====== RECORDS TO USE

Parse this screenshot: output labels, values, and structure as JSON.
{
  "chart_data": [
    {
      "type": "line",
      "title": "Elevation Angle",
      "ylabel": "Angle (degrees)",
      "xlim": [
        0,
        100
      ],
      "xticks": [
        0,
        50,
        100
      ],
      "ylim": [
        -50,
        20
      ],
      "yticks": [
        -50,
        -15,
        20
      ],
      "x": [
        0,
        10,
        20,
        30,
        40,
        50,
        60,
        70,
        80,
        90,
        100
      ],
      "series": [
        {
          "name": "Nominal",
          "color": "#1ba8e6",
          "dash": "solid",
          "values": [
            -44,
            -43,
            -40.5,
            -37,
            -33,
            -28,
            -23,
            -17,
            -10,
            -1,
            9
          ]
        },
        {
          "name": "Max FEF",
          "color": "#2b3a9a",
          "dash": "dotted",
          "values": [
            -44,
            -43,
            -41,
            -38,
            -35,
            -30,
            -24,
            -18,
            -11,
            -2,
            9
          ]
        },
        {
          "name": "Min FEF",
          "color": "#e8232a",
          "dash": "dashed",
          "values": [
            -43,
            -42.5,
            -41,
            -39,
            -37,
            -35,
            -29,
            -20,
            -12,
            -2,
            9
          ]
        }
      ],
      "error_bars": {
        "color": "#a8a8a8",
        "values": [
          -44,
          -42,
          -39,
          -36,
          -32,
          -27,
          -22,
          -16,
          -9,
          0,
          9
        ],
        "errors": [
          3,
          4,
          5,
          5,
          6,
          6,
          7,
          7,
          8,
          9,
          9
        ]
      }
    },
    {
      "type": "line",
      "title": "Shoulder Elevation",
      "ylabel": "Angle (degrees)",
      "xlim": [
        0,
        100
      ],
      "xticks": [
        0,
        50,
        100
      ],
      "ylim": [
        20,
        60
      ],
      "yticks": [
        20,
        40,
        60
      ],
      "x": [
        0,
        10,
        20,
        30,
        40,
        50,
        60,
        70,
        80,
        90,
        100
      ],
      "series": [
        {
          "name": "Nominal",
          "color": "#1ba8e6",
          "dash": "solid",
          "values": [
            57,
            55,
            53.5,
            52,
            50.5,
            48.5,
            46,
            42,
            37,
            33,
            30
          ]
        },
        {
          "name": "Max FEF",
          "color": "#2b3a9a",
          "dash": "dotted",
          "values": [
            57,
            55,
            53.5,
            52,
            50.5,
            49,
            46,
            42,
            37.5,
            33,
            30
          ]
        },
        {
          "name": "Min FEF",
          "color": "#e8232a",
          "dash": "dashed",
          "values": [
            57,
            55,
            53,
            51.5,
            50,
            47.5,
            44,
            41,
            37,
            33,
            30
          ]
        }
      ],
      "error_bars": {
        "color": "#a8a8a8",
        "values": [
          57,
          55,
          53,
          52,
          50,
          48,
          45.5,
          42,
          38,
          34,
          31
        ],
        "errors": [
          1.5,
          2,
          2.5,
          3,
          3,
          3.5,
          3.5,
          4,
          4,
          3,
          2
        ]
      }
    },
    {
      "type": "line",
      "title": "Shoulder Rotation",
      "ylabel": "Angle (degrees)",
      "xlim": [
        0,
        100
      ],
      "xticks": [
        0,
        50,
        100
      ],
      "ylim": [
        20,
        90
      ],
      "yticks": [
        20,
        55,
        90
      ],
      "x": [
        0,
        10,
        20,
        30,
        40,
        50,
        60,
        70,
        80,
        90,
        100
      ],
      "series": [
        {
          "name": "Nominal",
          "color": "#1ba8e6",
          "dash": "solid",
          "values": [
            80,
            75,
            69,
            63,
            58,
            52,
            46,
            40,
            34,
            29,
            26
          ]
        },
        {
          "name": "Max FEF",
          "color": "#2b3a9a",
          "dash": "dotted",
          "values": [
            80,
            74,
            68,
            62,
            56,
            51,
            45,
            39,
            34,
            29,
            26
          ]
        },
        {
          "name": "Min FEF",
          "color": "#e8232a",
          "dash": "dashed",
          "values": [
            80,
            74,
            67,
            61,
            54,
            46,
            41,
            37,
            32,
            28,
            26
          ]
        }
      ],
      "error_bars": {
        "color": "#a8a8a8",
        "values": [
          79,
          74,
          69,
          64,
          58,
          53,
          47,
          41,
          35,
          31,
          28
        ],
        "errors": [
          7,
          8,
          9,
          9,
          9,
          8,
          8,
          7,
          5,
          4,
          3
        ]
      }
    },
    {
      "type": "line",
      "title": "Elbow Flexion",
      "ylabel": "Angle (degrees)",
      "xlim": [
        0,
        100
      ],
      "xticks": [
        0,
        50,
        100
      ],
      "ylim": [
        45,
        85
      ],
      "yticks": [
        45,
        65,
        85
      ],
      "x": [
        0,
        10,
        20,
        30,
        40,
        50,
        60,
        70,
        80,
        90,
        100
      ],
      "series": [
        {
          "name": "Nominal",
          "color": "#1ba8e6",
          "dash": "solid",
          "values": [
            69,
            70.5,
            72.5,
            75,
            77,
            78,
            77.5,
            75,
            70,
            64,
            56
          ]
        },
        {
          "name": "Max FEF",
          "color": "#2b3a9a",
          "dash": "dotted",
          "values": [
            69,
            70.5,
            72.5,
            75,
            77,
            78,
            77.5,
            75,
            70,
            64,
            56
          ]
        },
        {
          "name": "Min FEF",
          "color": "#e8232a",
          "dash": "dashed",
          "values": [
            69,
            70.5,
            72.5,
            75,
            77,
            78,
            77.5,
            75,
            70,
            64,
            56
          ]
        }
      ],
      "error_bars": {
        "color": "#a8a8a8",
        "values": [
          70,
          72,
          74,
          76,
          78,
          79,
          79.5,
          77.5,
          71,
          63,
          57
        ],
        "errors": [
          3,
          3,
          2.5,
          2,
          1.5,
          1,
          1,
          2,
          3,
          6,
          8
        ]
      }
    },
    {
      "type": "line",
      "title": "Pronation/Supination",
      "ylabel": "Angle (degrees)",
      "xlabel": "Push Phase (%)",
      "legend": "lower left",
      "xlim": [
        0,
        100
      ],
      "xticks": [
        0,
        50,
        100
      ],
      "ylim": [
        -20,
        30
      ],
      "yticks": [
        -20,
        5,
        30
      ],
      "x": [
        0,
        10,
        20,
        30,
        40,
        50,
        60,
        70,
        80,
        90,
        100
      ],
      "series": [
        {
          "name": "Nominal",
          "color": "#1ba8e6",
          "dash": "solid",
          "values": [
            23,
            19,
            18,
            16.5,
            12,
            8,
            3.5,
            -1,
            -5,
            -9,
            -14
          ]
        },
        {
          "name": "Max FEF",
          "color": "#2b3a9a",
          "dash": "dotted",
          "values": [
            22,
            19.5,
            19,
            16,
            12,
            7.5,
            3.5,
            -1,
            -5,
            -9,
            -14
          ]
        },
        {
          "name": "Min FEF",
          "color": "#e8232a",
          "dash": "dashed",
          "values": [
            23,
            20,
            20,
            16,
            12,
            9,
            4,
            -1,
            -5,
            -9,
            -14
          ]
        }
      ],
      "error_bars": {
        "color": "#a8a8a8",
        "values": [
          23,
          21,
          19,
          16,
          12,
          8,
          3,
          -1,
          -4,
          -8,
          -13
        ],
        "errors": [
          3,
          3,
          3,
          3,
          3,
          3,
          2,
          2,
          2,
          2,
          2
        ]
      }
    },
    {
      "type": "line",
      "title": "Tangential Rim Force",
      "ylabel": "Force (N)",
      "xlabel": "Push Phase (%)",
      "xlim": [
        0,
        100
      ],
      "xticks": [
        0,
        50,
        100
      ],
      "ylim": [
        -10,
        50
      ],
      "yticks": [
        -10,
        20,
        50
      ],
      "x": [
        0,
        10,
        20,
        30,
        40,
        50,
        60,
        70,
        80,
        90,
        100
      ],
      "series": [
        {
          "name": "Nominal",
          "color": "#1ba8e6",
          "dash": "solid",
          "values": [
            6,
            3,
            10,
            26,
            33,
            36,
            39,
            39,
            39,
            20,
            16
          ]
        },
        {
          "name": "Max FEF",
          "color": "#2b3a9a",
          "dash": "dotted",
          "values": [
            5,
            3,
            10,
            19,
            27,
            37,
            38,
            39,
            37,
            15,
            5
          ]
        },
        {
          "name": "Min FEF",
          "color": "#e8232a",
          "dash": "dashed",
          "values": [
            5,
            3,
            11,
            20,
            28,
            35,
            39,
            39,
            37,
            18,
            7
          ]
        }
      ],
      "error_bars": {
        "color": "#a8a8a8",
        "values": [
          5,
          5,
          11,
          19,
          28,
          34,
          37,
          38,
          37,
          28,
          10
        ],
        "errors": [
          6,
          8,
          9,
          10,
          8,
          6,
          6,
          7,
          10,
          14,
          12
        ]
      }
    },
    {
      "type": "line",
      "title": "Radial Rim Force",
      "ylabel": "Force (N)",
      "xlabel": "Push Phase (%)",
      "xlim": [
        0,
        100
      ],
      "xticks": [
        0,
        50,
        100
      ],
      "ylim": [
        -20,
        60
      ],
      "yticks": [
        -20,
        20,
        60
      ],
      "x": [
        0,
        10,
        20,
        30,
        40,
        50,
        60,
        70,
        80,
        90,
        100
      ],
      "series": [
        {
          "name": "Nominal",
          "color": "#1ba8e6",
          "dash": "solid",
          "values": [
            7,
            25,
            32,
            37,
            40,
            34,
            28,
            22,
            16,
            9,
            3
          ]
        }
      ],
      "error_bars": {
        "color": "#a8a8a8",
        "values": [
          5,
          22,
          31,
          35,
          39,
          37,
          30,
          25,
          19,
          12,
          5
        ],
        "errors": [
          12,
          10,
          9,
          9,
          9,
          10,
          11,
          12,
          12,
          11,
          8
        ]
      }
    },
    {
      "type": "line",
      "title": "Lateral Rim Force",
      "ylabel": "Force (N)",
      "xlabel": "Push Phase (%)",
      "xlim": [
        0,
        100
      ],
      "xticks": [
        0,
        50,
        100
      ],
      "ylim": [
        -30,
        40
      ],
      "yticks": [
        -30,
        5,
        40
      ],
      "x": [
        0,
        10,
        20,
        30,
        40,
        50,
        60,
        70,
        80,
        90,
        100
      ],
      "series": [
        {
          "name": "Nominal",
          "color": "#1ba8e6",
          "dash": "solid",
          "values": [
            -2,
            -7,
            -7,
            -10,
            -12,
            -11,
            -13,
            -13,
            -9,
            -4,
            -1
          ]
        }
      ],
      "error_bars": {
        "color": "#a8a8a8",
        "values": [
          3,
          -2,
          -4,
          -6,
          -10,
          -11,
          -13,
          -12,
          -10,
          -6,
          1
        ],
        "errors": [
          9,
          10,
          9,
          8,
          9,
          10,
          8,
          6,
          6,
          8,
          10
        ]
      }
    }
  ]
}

============

PROBLEM: Search the data above for the string "Shoulder" and return every line that has it.

RESULT OF THIS TASK:
      "title": "Shoulder Elevation",
      "title": "Shoulder Rotation",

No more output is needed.